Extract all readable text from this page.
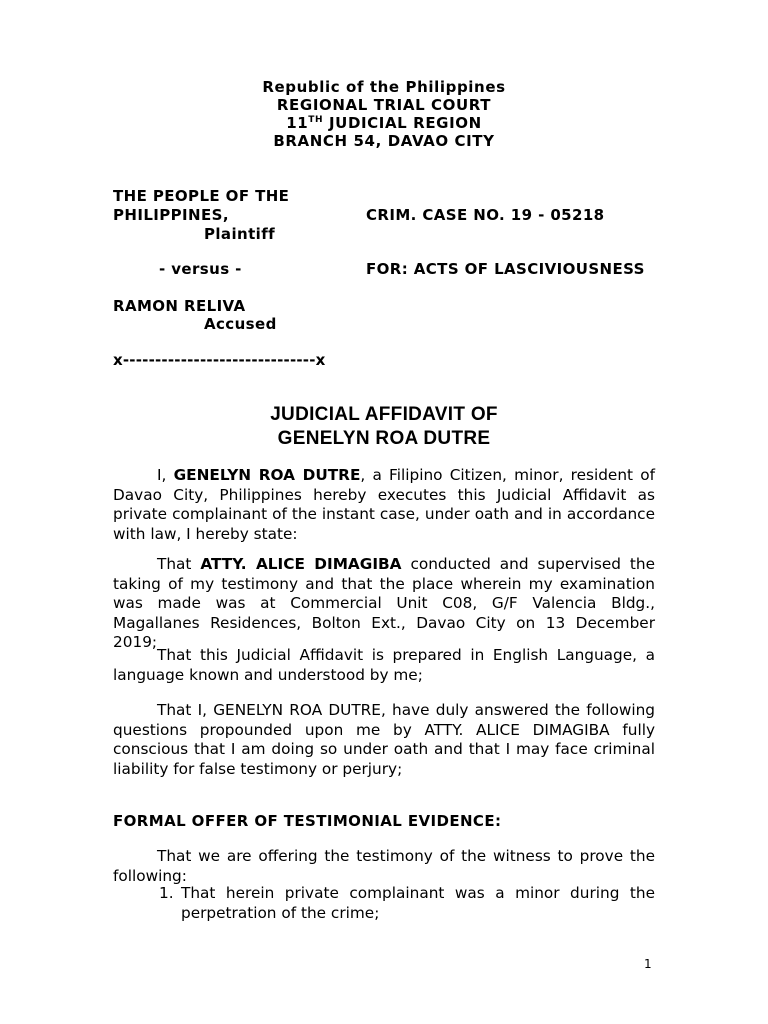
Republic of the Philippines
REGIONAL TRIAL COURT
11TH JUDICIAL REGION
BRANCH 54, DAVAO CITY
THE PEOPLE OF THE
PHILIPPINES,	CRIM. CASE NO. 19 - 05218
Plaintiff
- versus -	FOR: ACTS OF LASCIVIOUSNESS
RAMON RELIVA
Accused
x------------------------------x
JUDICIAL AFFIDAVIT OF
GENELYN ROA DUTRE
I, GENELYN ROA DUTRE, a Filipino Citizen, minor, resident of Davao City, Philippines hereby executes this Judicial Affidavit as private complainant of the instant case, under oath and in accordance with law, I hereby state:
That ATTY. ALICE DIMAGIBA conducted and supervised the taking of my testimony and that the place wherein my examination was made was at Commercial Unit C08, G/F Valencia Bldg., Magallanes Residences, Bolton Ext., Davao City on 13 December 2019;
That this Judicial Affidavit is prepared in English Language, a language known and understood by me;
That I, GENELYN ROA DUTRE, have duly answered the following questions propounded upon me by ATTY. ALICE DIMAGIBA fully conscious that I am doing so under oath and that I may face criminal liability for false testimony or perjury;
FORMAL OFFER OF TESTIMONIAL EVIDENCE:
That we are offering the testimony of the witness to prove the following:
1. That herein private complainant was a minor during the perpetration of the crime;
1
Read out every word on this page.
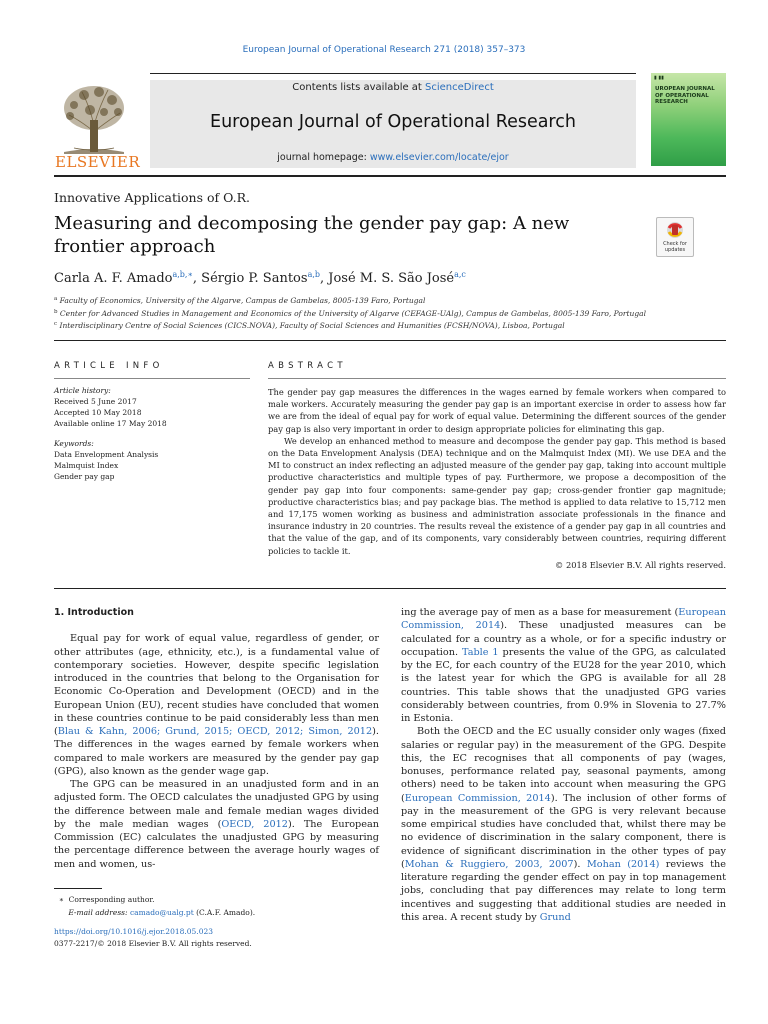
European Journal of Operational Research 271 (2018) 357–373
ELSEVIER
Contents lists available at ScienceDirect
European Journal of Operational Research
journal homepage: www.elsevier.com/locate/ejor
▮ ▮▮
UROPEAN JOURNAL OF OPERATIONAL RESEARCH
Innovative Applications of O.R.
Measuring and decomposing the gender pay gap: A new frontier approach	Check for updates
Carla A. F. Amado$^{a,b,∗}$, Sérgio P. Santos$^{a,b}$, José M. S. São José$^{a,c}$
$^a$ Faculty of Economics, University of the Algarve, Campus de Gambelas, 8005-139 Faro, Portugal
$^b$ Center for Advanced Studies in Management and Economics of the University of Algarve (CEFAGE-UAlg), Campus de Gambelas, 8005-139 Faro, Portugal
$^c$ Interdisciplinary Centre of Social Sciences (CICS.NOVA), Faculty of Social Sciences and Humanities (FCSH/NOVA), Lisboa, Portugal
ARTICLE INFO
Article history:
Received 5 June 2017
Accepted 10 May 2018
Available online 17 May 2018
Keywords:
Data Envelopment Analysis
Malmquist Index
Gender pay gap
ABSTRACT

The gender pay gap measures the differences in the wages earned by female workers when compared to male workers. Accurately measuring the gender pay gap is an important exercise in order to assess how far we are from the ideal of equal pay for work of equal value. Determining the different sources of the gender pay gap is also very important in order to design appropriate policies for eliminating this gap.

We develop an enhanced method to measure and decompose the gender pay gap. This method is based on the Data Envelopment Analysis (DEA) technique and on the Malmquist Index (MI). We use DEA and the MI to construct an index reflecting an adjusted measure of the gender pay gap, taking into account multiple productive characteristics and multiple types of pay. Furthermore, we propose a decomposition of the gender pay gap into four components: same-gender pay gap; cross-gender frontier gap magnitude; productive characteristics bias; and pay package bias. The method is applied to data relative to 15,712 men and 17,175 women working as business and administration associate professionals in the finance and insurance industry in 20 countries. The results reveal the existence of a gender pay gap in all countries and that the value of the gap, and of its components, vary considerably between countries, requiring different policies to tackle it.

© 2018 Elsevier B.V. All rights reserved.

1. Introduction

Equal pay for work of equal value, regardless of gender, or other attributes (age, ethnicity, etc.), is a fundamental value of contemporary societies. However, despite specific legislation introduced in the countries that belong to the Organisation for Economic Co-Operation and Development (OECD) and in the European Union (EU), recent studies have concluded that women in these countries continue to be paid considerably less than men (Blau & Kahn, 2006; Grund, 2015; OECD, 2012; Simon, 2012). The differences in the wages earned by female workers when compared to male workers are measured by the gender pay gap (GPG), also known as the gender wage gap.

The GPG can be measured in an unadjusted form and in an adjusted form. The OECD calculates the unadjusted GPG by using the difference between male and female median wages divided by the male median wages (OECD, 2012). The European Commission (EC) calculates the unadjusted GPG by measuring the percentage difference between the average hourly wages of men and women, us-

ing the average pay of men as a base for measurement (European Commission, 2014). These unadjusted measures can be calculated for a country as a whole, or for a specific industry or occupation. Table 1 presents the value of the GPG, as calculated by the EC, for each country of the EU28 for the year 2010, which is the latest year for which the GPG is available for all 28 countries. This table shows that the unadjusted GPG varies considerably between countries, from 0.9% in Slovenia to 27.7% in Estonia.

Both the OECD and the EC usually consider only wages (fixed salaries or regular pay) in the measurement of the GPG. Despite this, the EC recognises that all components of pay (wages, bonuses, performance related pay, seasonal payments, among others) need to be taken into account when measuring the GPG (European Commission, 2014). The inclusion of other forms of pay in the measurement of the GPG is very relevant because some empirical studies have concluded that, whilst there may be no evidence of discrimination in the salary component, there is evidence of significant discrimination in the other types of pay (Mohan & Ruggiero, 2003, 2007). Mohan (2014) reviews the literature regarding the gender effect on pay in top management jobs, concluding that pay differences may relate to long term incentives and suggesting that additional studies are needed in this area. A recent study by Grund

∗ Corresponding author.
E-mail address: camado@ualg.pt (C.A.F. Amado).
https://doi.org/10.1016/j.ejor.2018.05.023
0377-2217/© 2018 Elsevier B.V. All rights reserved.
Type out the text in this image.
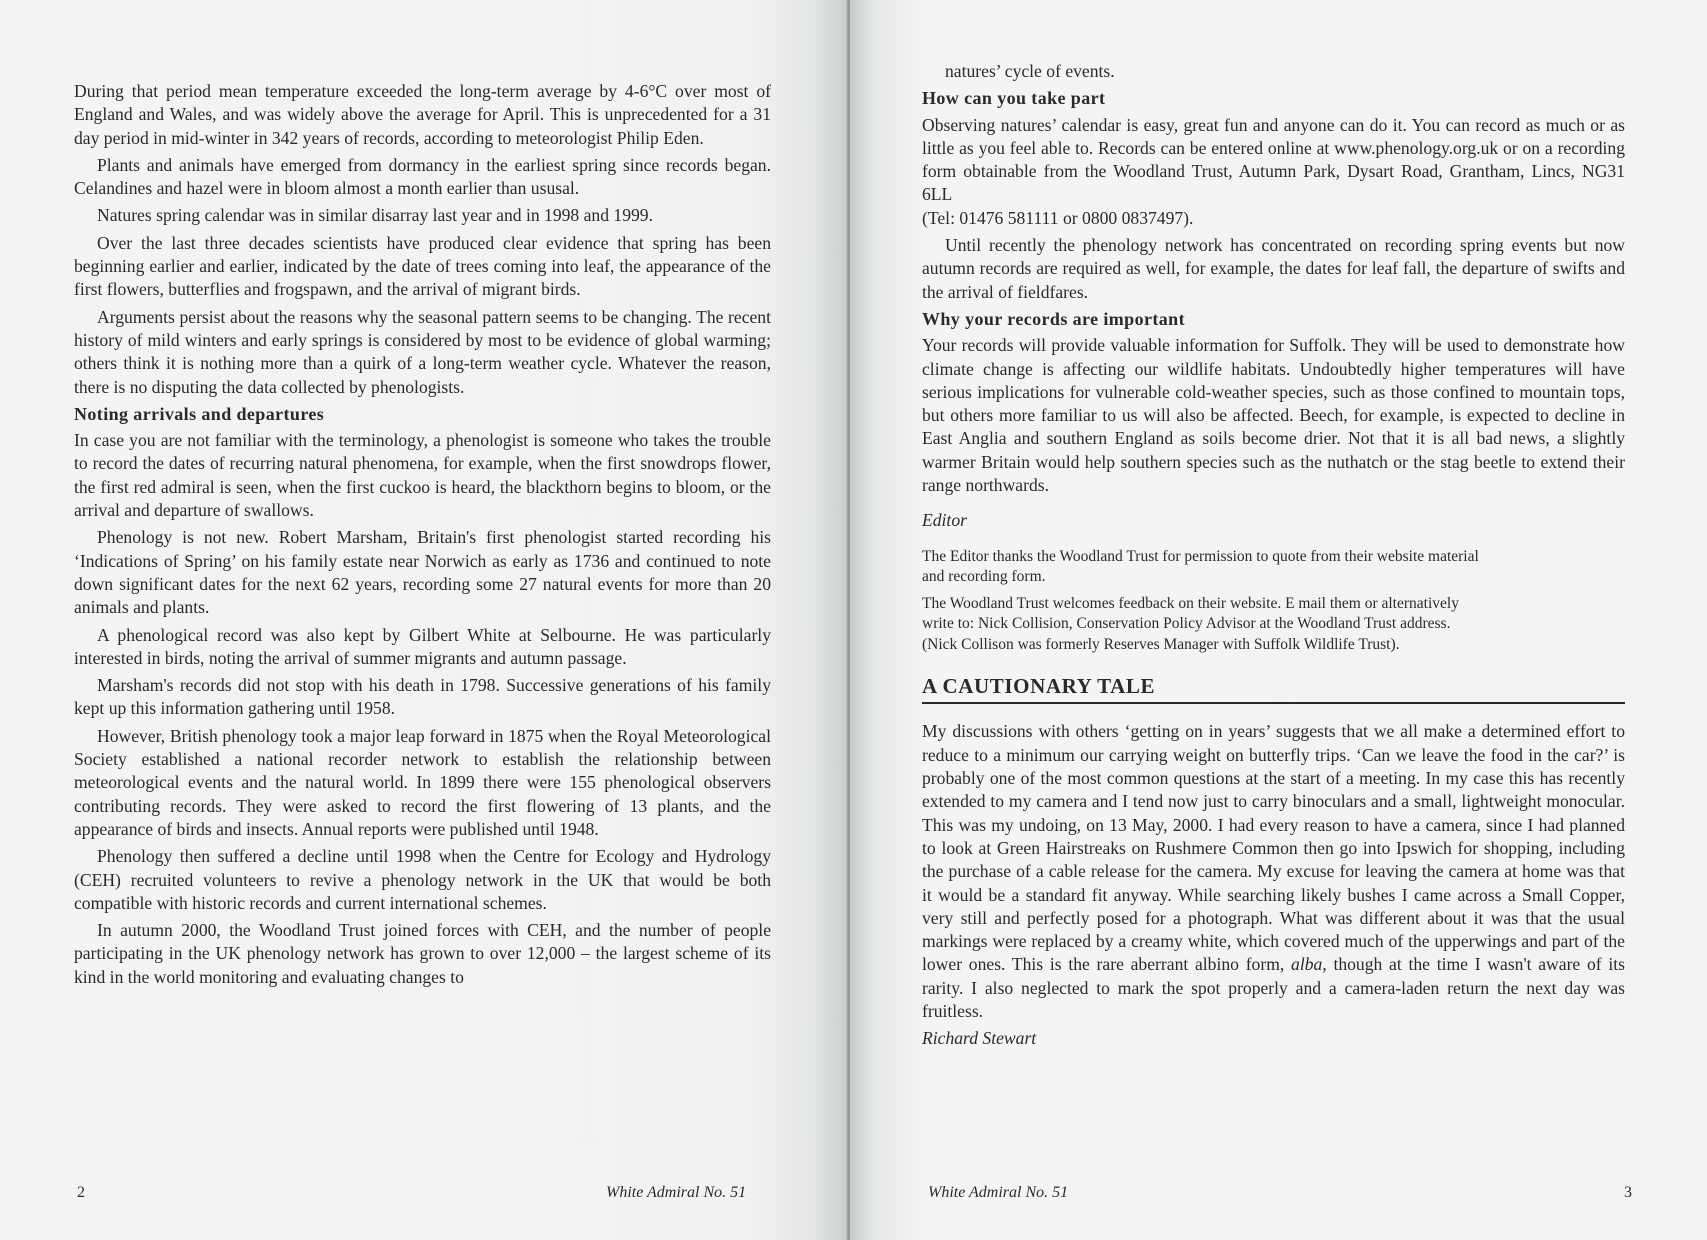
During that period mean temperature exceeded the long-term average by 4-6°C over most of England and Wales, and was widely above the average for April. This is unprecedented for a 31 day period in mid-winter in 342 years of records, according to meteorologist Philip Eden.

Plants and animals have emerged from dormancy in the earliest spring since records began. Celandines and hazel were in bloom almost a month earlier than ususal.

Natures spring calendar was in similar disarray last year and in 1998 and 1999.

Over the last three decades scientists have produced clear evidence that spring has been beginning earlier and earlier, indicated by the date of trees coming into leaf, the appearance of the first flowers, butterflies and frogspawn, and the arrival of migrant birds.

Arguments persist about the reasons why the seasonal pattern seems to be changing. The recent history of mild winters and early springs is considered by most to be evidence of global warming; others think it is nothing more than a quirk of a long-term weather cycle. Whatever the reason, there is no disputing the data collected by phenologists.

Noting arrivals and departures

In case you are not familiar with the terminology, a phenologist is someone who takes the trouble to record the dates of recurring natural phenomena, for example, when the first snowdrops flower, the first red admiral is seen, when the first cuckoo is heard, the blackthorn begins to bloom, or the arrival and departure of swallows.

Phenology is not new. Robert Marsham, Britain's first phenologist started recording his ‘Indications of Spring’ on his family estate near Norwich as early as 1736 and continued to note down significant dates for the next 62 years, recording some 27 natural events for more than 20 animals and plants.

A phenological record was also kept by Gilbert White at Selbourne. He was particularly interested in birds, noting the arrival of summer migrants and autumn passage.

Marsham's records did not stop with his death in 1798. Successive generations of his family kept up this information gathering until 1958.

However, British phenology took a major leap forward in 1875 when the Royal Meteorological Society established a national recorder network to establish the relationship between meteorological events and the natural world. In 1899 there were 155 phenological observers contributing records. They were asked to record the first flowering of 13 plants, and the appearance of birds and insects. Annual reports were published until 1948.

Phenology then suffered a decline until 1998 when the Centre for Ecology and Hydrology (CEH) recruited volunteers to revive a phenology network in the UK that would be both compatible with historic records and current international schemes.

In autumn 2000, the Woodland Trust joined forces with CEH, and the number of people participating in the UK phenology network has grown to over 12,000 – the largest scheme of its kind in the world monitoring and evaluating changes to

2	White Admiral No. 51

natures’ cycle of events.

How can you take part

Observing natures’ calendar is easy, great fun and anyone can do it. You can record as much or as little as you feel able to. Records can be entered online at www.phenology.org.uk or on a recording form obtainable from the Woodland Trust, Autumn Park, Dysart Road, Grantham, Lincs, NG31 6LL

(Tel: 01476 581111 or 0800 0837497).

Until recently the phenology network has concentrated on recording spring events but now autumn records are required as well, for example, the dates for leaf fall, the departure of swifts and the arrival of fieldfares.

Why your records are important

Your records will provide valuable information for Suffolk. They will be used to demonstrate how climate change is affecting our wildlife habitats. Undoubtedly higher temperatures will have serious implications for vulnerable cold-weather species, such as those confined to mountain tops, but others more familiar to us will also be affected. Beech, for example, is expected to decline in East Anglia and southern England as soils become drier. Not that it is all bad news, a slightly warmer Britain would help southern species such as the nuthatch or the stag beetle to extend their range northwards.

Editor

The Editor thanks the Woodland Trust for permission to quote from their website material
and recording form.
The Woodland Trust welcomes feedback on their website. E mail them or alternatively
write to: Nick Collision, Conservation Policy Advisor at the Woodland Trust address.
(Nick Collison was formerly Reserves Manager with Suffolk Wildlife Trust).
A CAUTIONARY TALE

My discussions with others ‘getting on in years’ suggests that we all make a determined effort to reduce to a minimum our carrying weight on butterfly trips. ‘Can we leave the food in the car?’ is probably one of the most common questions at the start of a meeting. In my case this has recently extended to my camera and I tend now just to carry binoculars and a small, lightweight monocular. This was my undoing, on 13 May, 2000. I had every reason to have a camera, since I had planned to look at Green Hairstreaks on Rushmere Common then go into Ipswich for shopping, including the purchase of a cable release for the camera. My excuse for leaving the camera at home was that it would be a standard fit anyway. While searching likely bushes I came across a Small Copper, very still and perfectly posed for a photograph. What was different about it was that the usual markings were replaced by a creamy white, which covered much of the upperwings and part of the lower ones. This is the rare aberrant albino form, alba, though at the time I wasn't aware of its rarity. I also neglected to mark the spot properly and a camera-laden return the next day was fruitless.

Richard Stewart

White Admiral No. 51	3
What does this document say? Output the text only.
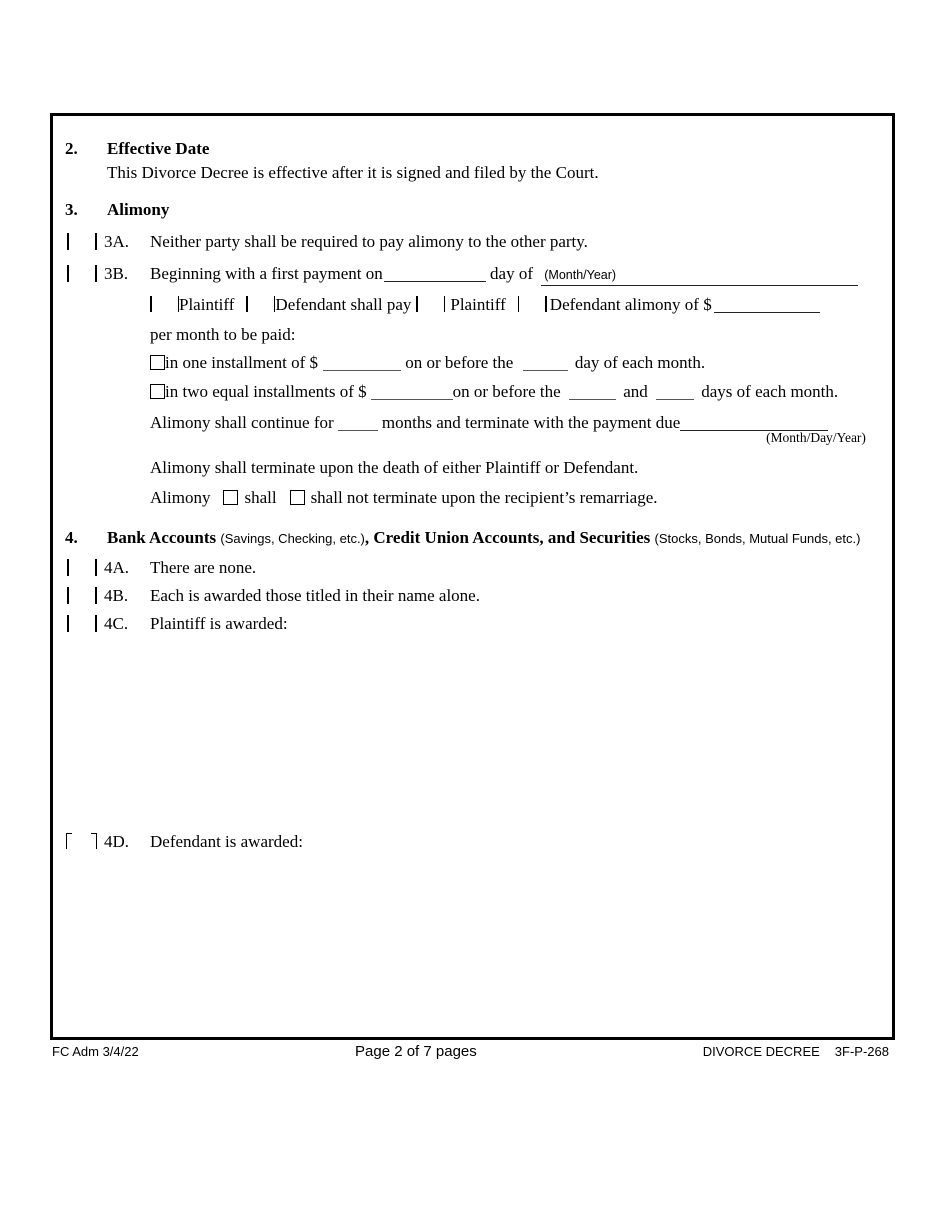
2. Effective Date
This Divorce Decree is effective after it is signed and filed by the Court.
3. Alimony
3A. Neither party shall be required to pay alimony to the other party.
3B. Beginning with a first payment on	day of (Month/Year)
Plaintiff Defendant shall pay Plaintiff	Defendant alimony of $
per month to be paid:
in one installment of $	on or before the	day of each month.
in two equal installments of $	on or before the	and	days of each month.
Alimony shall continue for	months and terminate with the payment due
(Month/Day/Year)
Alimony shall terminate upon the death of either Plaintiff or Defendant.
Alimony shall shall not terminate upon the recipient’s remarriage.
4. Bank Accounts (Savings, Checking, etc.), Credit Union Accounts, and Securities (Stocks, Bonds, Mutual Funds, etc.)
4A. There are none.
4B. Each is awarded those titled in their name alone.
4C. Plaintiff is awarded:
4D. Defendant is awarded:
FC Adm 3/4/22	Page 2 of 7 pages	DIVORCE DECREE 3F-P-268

# # # #

Leave the pictures out, and please copy only the lines from the one with "What does this" through the end of the listing.

What does this document say? Output the text only.
2. Effective Date
This Divorce Decree is effective after it is signed and filed by the Court.
3. Alimony
3A. Neither party shall be required to pay alimony to the other party.
3B. Beginning with a first payment on	day of (Month/Year)
Plaintiff Defendant shall pay Plaintiff	Defendant alimony of $
per month to be paid:
in one installment of $	on or before the	day of each month.
in two equal installments of $	on or before the	and	days of each month.
Alimony shall continue for	months and terminate with the payment due
(Month/Day/Year)
Alimony shall terminate upon the death of either Plaintiff or Defendant.
Alimony shall shall not terminate upon the recipient’s remarriage.
4. Bank Accounts (Savings, Checking, etc.), Credit Union Accounts, and Securities (Stocks, Bonds, Mutual Funds, etc.)
4A. There are none.
4B. Each is awarded those titled in their name alone.
4C. Plaintiff is awarded:
4D. Defendant is awarded:
FC Adm 3/4/22	Page 2 of 7 pages	DIVORCE DECREE 3F-P-268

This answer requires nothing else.